*WHAT IS ASKED*. Copy all lines of the listing that include the string "this".
── DATA LINES
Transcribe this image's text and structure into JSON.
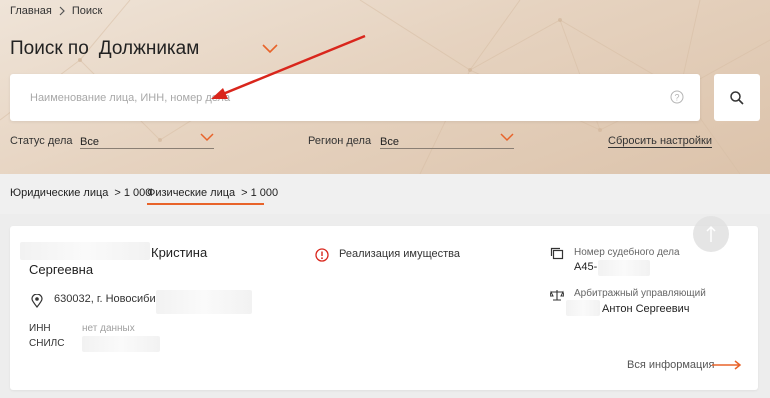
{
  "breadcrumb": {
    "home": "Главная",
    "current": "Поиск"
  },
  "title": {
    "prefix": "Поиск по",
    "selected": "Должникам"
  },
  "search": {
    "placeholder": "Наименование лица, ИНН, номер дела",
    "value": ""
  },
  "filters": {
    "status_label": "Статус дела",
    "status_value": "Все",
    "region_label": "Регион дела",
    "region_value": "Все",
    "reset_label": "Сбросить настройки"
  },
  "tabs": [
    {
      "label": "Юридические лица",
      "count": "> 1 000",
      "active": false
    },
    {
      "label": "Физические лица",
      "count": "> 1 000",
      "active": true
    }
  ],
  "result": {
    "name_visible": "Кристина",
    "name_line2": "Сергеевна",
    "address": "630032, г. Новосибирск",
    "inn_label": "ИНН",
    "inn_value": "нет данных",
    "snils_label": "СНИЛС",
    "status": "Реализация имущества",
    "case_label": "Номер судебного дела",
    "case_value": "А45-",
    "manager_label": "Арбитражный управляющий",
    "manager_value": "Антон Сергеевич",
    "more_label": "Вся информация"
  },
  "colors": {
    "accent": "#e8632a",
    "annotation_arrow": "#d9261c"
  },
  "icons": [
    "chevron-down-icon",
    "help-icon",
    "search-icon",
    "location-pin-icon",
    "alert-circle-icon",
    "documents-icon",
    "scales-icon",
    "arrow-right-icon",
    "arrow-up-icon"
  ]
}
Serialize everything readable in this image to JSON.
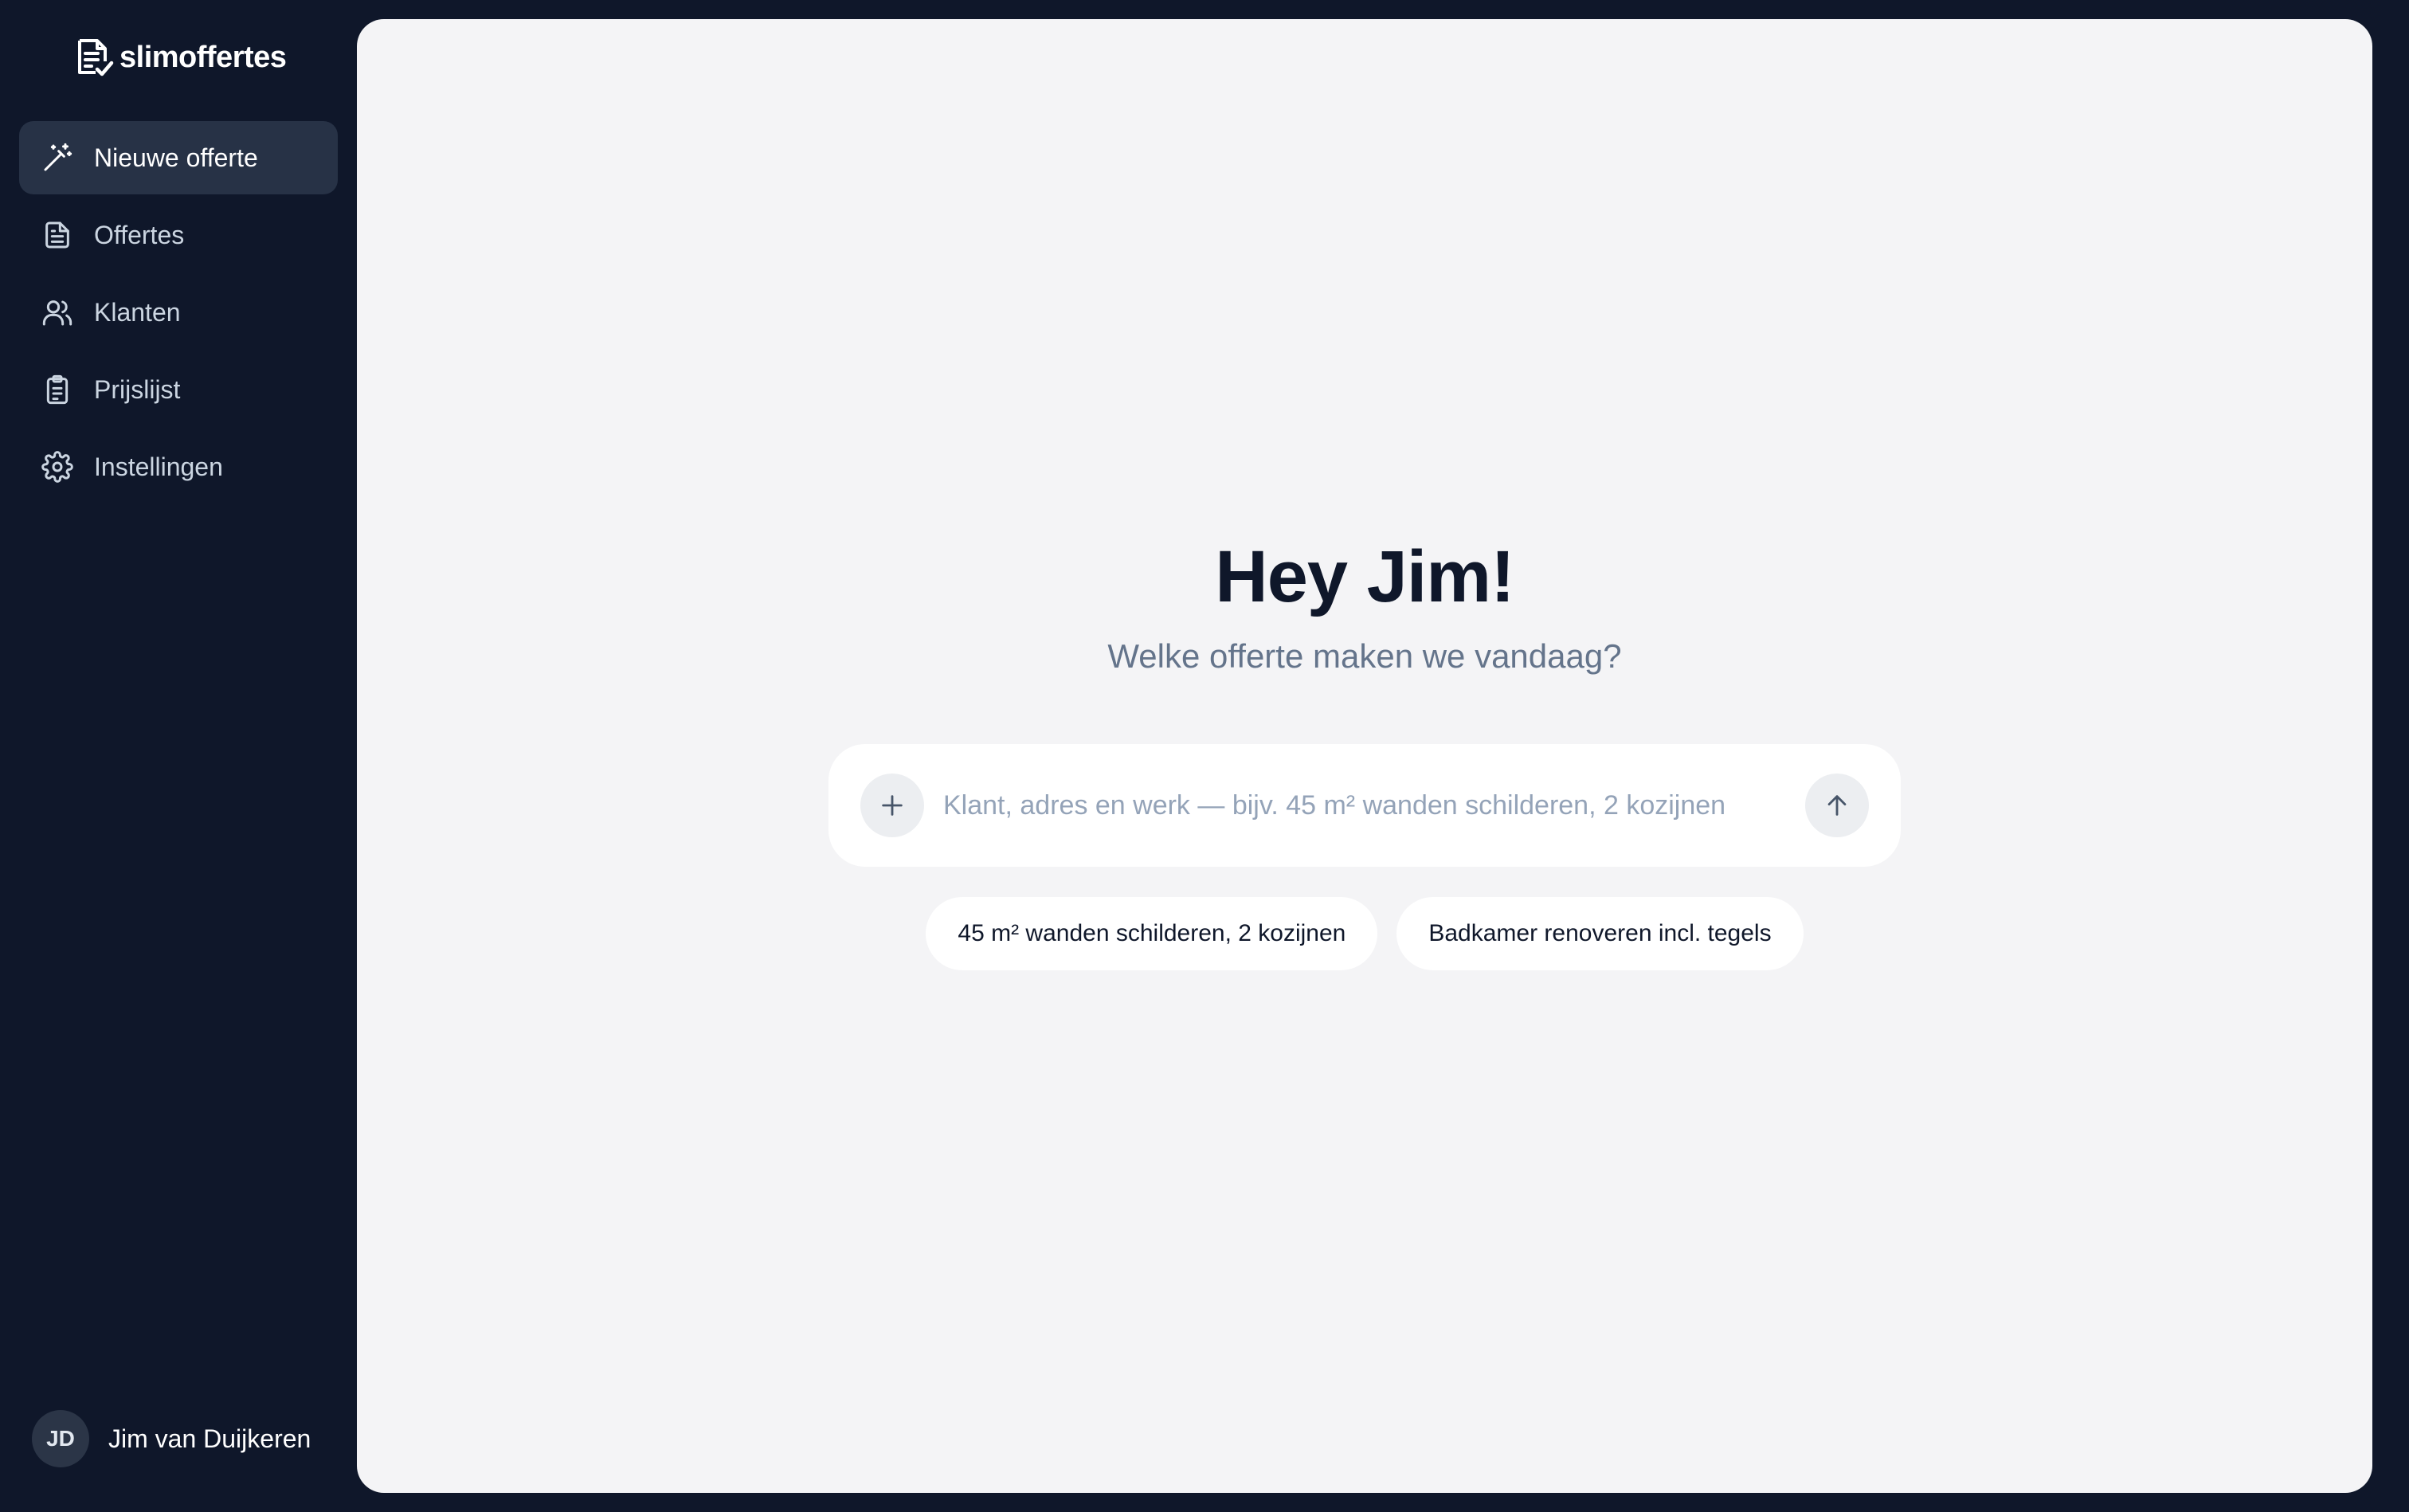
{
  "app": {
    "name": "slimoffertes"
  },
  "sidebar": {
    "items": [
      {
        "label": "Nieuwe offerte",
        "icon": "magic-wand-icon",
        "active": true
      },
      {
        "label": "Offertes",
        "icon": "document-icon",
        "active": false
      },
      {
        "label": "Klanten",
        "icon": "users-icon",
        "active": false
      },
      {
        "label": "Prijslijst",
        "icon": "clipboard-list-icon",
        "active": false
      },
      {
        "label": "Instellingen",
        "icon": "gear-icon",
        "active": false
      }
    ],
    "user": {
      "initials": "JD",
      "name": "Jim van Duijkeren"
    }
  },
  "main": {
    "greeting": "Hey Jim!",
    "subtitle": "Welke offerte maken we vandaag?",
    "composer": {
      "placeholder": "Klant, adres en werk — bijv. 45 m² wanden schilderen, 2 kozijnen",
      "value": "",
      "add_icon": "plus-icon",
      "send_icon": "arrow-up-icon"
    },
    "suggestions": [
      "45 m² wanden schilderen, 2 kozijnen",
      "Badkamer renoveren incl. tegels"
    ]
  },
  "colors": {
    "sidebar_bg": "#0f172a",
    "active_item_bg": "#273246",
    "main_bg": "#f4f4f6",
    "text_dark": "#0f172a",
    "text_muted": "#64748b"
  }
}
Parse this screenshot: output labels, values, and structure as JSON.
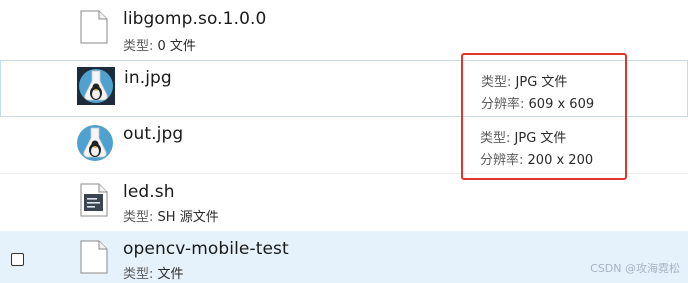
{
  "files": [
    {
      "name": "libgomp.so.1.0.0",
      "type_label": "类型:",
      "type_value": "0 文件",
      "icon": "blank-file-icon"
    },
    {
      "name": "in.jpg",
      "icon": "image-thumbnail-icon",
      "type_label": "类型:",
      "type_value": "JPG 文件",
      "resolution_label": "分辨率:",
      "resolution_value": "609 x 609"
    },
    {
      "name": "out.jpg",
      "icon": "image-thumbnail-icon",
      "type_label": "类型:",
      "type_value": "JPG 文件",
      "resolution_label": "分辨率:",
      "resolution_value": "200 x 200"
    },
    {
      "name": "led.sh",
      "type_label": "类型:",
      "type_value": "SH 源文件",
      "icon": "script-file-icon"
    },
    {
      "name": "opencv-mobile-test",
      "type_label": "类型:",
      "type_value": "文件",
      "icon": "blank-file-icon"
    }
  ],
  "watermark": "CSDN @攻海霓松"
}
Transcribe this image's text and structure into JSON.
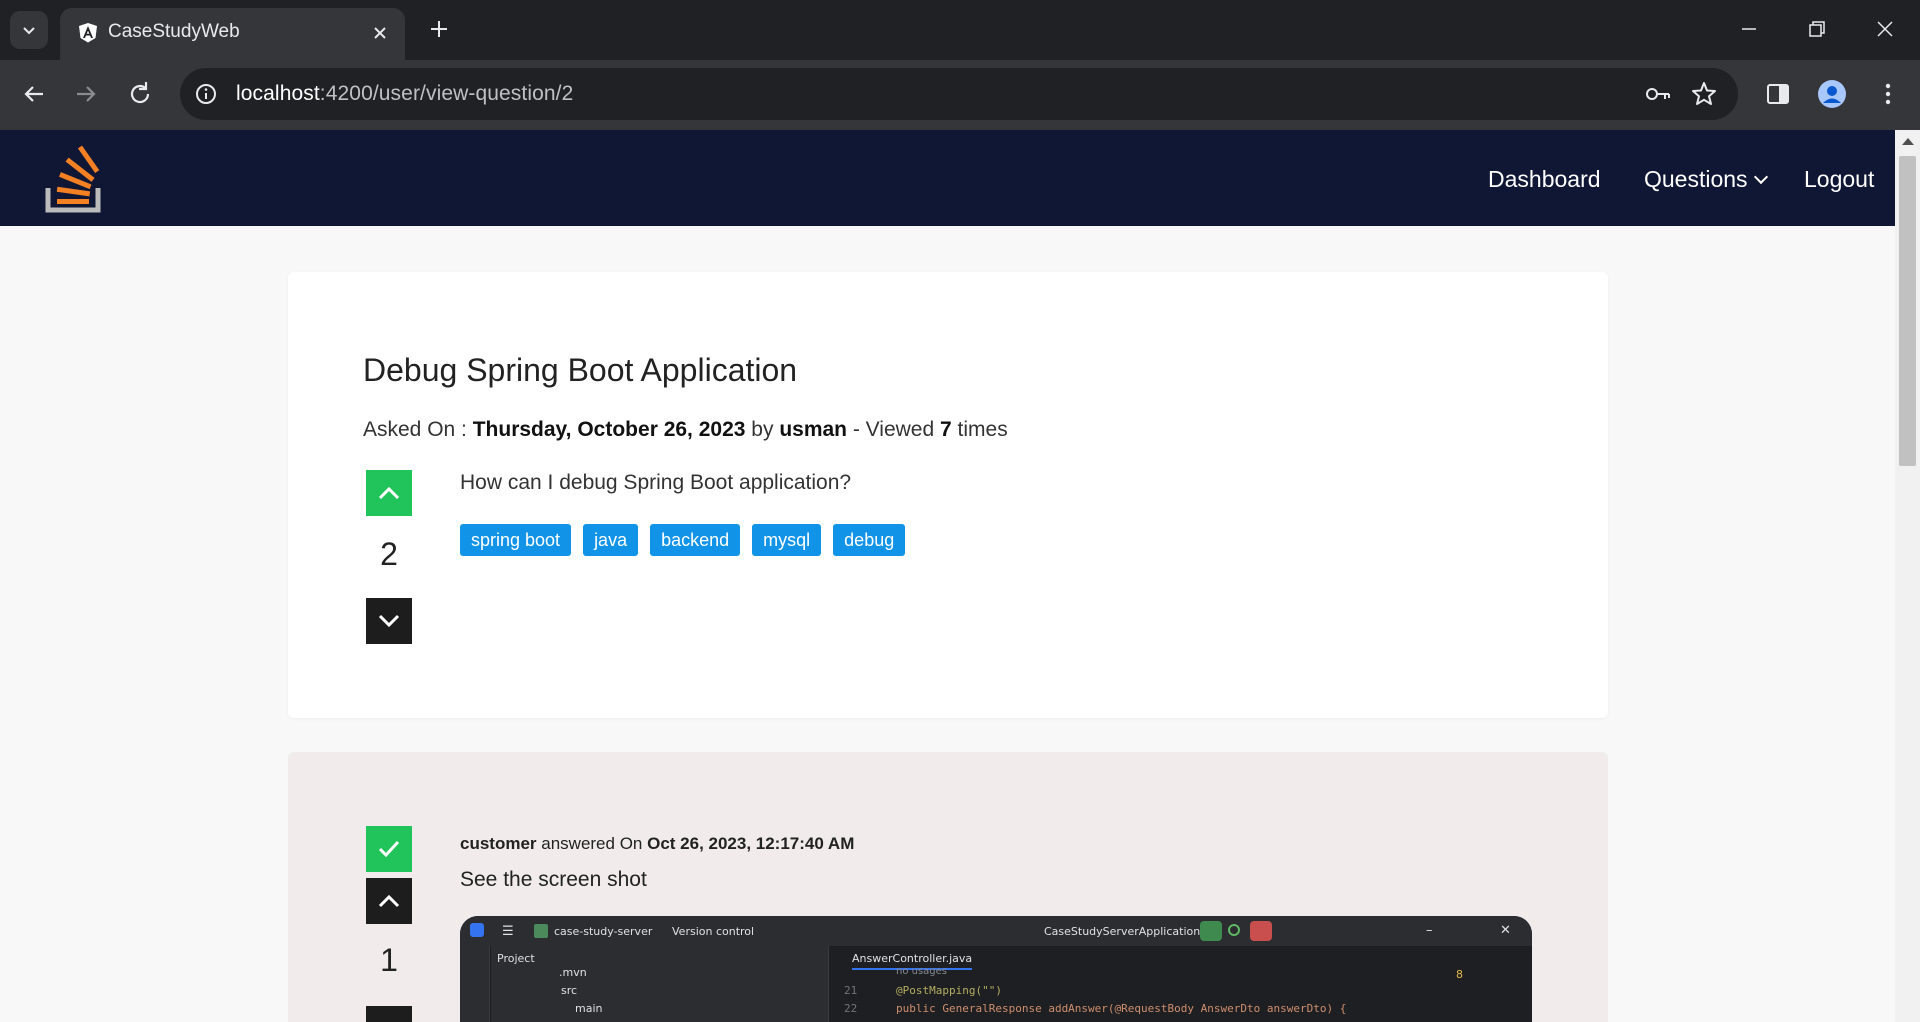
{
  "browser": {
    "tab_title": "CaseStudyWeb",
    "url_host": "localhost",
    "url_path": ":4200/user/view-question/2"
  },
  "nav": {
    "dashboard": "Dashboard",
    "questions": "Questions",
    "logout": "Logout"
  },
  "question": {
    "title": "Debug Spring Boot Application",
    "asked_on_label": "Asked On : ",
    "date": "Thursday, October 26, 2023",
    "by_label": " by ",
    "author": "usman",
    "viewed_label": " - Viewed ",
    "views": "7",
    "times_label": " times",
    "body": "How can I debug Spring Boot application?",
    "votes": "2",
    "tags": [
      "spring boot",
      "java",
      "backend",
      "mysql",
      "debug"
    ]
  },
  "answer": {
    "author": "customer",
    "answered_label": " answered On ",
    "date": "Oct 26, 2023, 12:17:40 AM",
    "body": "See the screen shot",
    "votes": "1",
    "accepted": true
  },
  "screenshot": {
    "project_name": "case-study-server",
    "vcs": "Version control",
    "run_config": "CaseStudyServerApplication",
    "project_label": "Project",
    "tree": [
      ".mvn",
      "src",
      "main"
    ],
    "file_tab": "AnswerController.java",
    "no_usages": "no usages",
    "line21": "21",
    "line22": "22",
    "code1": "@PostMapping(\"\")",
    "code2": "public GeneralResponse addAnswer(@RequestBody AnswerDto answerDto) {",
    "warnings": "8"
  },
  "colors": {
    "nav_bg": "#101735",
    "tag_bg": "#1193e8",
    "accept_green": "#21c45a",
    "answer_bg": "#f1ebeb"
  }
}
────
*THE REPLY*.
Transcribe this image's text and structure into JSON.
Serialize everything readable in this image to JSON.
Parse this screenshot: output labels, values, and structure as JSON.
Transcribe this image's text and structure into JSON.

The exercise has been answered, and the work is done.